SHORT TASK -
Write the listing below out again exactly, dropping the images.

DATASET ENTRIES -
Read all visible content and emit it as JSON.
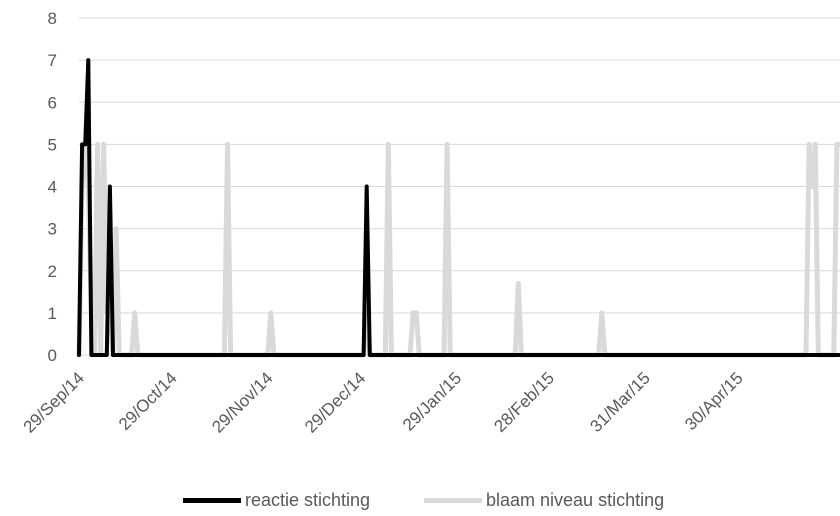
{
  "chart_data": {
    "type": "line",
    "title": "",
    "xlabel": "",
    "ylabel": "",
    "ylim": [
      0,
      8
    ],
    "y_ticks": [
      "0",
      "1",
      "2",
      "3",
      "4",
      "5",
      "6",
      "7",
      "8"
    ],
    "x_range": [
      "2014-09-29",
      "2015-06-02"
    ],
    "x_tick_labels": [
      {
        "date": "2014-09-29",
        "label": "29/Sep/14"
      },
      {
        "date": "2014-10-29",
        "label": "29/Oct/14"
      },
      {
        "date": "2014-11-29",
        "label": "29/Nov/14"
      },
      {
        "date": "2014-12-29",
        "label": "29/Dec/14"
      },
      {
        "date": "2015-01-29",
        "label": "29/Jan/15"
      },
      {
        "date": "2015-02-28",
        "label": "28/Feb/15"
      },
      {
        "date": "2015-03-31",
        "label": "31/Mar/15"
      },
      {
        "date": "2015-04-30",
        "label": "30/Apr/15"
      }
    ],
    "grid": "horizontal",
    "legend_position": "bottom",
    "series": [
      {
        "name": "reactie stichting",
        "color": "#000000",
        "points": [
          [
            "2014-09-29",
            0
          ],
          [
            "2014-09-30",
            5
          ],
          [
            "2014-10-01",
            5
          ],
          [
            "2014-10-02",
            7
          ],
          [
            "2014-10-03",
            0
          ],
          [
            "2014-10-08",
            0
          ],
          [
            "2014-10-09",
            4
          ],
          [
            "2014-10-10",
            0
          ],
          [
            "2014-12-30",
            0
          ],
          [
            "2014-12-31",
            4
          ],
          [
            "2015-01-01",
            0
          ],
          [
            "2015-06-02",
            0
          ]
        ]
      },
      {
        "name": "blaam niveau stichting",
        "color": "#d9d9d9",
        "points": [
          [
            "2014-09-29",
            0
          ],
          [
            "2014-09-30",
            4
          ],
          [
            "2014-10-01",
            5
          ],
          [
            "2014-10-02",
            4
          ],
          [
            "2014-10-03",
            1
          ],
          [
            "2014-10-04",
            0
          ],
          [
            "2014-10-05",
            5
          ],
          [
            "2014-10-06",
            0
          ],
          [
            "2014-10-07",
            5
          ],
          [
            "2014-10-08",
            1
          ],
          [
            "2014-10-09",
            1
          ],
          [
            "2014-10-10",
            0
          ],
          [
            "2014-10-11",
            3
          ],
          [
            "2014-10-12",
            0
          ],
          [
            "2014-10-16",
            0
          ],
          [
            "2014-10-17",
            1
          ],
          [
            "2014-10-18",
            0
          ],
          [
            "2014-11-15",
            0
          ],
          [
            "2014-11-16",
            5
          ],
          [
            "2014-11-17",
            0
          ],
          [
            "2014-11-29",
            0
          ],
          [
            "2014-11-30",
            1
          ],
          [
            "2014-12-01",
            0
          ],
          [
            "2014-12-30",
            0
          ],
          [
            "2014-12-31",
            1
          ],
          [
            "2015-01-01",
            0
          ],
          [
            "2015-01-06",
            0
          ],
          [
            "2015-01-07",
            5
          ],
          [
            "2015-01-08",
            0
          ],
          [
            "2015-01-14",
            0
          ],
          [
            "2015-01-15",
            1
          ],
          [
            "2015-01-16",
            1
          ],
          [
            "2015-01-17",
            0
          ],
          [
            "2015-01-25",
            0
          ],
          [
            "2015-01-26",
            5
          ],
          [
            "2015-01-27",
            0
          ],
          [
            "2015-02-17",
            0
          ],
          [
            "2015-02-18",
            1.7
          ],
          [
            "2015-02-19",
            0
          ],
          [
            "2015-03-16",
            0
          ],
          [
            "2015-03-17",
            1
          ],
          [
            "2015-03-18",
            0
          ],
          [
            "2015-05-22",
            0
          ],
          [
            "2015-05-23",
            5
          ],
          [
            "2015-05-24",
            4
          ],
          [
            "2015-05-25",
            5
          ],
          [
            "2015-05-26",
            0
          ],
          [
            "2015-05-27",
            0
          ],
          [
            "2015-05-28",
            0
          ],
          [
            "2015-05-31",
            0
          ],
          [
            "2015-06-01",
            5
          ],
          [
            "2015-06-02",
            5
          ]
        ]
      }
    ]
  }
}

WRITTEN ANSWER -
Read all visible content and emit it as JSON.
{
  "chart_data": {
    "type": "line",
    "title": "",
    "xlabel": "",
    "ylabel": "",
    "ylim": [
      0,
      8
    ],
    "y_ticks": [
      "0",
      "1",
      "2",
      "3",
      "4",
      "5",
      "6",
      "7",
      "8"
    ],
    "x_range": [
      "2014-09-29",
      "2015-06-02"
    ],
    "x_tick_labels": [
      {
        "date": "2014-09-29",
        "label": "29/Sep/14"
      },
      {
        "date": "2014-10-29",
        "label": "29/Oct/14"
      },
      {
        "date": "2014-11-29",
        "label": "29/Nov/14"
      },
      {
        "date": "2014-12-29",
        "label": "29/Dec/14"
      },
      {
        "date": "2015-01-29",
        "label": "29/Jan/15"
      },
      {
        "date": "2015-02-28",
        "label": "28/Feb/15"
      },
      {
        "date": "2015-03-31",
        "label": "31/Mar/15"
      },
      {
        "date": "2015-04-30",
        "label": "30/Apr/15"
      }
    ],
    "grid": "horizontal",
    "legend_position": "bottom",
    "series": [
      {
        "name": "reactie stichting",
        "color": "#000000",
        "points": [
          [
            "2014-09-29",
            0
          ],
          [
            "2014-09-30",
            5
          ],
          [
            "2014-10-01",
            5
          ],
          [
            "2014-10-02",
            7
          ],
          [
            "2014-10-03",
            0
          ],
          [
            "2014-10-08",
            0
          ],
          [
            "2014-10-09",
            4
          ],
          [
            "2014-10-10",
            0
          ],
          [
            "2014-12-30",
            0
          ],
          [
            "2014-12-31",
            4
          ],
          [
            "2015-01-01",
            0
          ],
          [
            "2015-06-02",
            0
          ]
        ]
      },
      {
        "name": "blaam niveau stichting",
        "color": "#d9d9d9",
        "points": [
          [
            "2014-09-29",
            0
          ],
          [
            "2014-09-30",
            4
          ],
          [
            "2014-10-01",
            5
          ],
          [
            "2014-10-02",
            4
          ],
          [
            "2014-10-03",
            1
          ],
          [
            "2014-10-04",
            0
          ],
          [
            "2014-10-05",
            5
          ],
          [
            "2014-10-06",
            0
          ],
          [
            "2014-10-07",
            5
          ],
          [
            "2014-10-08",
            1
          ],
          [
            "2014-10-09",
            1
          ],
          [
            "2014-10-10",
            0
          ],
          [
            "2014-10-11",
            3
          ],
          [
            "2014-10-12",
            0
          ],
          [
            "2014-10-16",
            0
          ],
          [
            "2014-10-17",
            1
          ],
          [
            "2014-10-18",
            0
          ],
          [
            "2014-11-15",
            0
          ],
          [
            "2014-11-16",
            5
          ],
          [
            "2014-11-17",
            0
          ],
          [
            "2014-11-29",
            0
          ],
          [
            "2014-11-30",
            1
          ],
          [
            "2014-12-01",
            0
          ],
          [
            "2014-12-30",
            0
          ],
          [
            "2014-12-31",
            1
          ],
          [
            "2015-01-01",
            0
          ],
          [
            "2015-01-06",
            0
          ],
          [
            "2015-01-07",
            5
          ],
          [
            "2015-01-08",
            0
          ],
          [
            "2015-01-14",
            0
          ],
          [
            "2015-01-15",
            1
          ],
          [
            "2015-01-16",
            1
          ],
          [
            "2015-01-17",
            0
          ],
          [
            "2015-01-25",
            0
          ],
          [
            "2015-01-26",
            5
          ],
          [
            "2015-01-27",
            0
          ],
          [
            "2015-02-17",
            0
          ],
          [
            "2015-02-18",
            1.7
          ],
          [
            "2015-02-19",
            0
          ],
          [
            "2015-03-16",
            0
          ],
          [
            "2015-03-17",
            1
          ],
          [
            "2015-03-18",
            0
          ],
          [
            "2015-05-22",
            0
          ],
          [
            "2015-05-23",
            5
          ],
          [
            "2015-05-24",
            4
          ],
          [
            "2015-05-25",
            5
          ],
          [
            "2015-05-26",
            0
          ],
          [
            "2015-05-27",
            0
          ],
          [
            "2015-05-28",
            0
          ],
          [
            "2015-05-31",
            0
          ],
          [
            "2015-06-01",
            5
          ],
          [
            "2015-06-02",
            5
          ]
        ]
      }
    ]
  }
}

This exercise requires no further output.